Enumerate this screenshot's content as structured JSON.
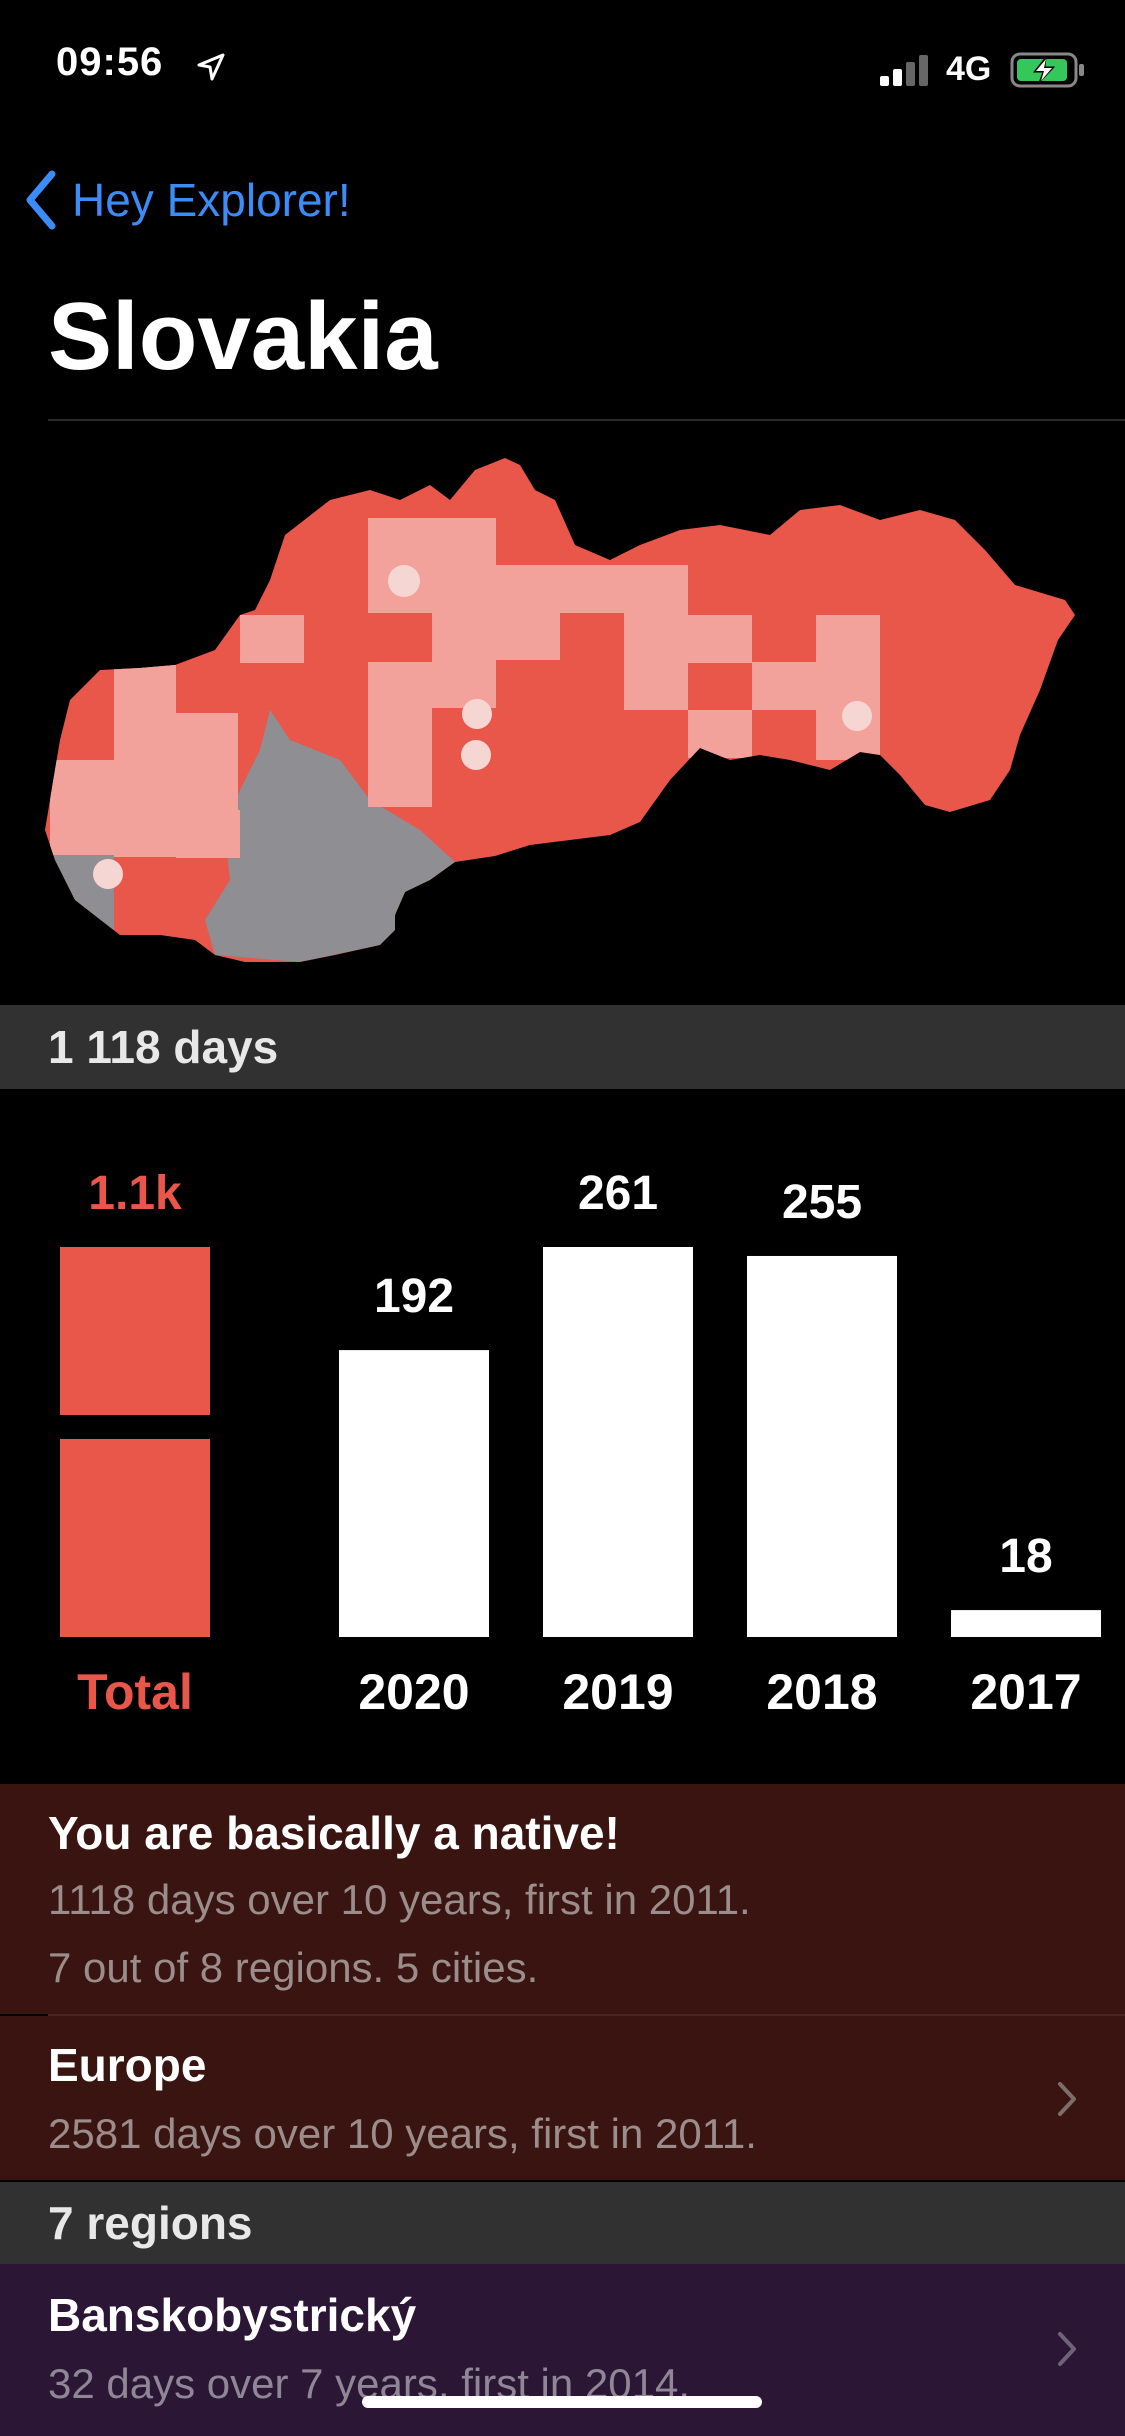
{
  "status_bar": {
    "time": "09:56",
    "network": "4G"
  },
  "nav": {
    "back_label": "Hey Explorer!"
  },
  "page": {
    "title": "Slovakia"
  },
  "days_header": "1 118 days",
  "chart_data": {
    "type": "bar",
    "categories": [
      "Total",
      "2020",
      "2019",
      "2018",
      "2017"
    ],
    "values": [
      1118,
      192,
      261,
      255,
      18
    ],
    "value_labels": [
      "1.1k",
      "192",
      "261",
      "255",
      "18"
    ],
    "title": "",
    "xlabel": "",
    "ylabel": "",
    "colors": {
      "total": "#e9574a",
      "years": "#ffffff"
    }
  },
  "summary": {
    "title": "You are basically a native!",
    "line1": "1118 days over 10 years, first in 2011.",
    "line2": "7 out of 8 regions. 5 cities."
  },
  "europe": {
    "title": "Europe",
    "subtitle": "2581 days over 10 years, first in 2011."
  },
  "regions_header": "7 regions",
  "region_item": {
    "title": "Banskobystrický",
    "subtitle": "32 days over 7 years, first in 2014."
  },
  "colors": {
    "accent_blue": "#3b8cf6",
    "visited_red": "#e9574a",
    "unvisited_gray": "#8e8e93",
    "card_red": "#3a1411",
    "card_purple": "#2c1635"
  }
}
==================================================
> Task directions
Quote the data above in full and without alteration; skip the pictures.

> Result for this exercise
Enumerate this screenshot's content as structured JSON.
{
  "status_bar": {
    "time": "09:56",
    "network": "4G"
  },
  "nav": {
    "back_label": "Hey Explorer!"
  },
  "page": {
    "title": "Slovakia"
  },
  "days_header": "1 118 days",
  "chart_data": {
    "type": "bar",
    "categories": [
      "Total",
      "2020",
      "2019",
      "2018",
      "2017"
    ],
    "values": [
      1118,
      192,
      261,
      255,
      18
    ],
    "value_labels": [
      "1.1k",
      "192",
      "261",
      "255",
      "18"
    ],
    "title": "",
    "xlabel": "",
    "ylabel": "",
    "colors": {
      "total": "#e9574a",
      "years": "#ffffff"
    }
  },
  "summary": {
    "title": "You are basically a native!",
    "line1": "1118 days over 10 years, first in 2011.",
    "line2": "7 out of 8 regions. 5 cities."
  },
  "europe": {
    "title": "Europe",
    "subtitle": "2581 days over 10 years, first in 2011."
  },
  "regions_header": "7 regions",
  "region_item": {
    "title": "Banskobystrický",
    "subtitle": "32 days over 7 years, first in 2014."
  },
  "colors": {
    "accent_blue": "#3b8cf6",
    "visited_red": "#e9574a",
    "unvisited_gray": "#8e8e93",
    "card_red": "#3a1411",
    "card_purple": "#2c1635"
  }
}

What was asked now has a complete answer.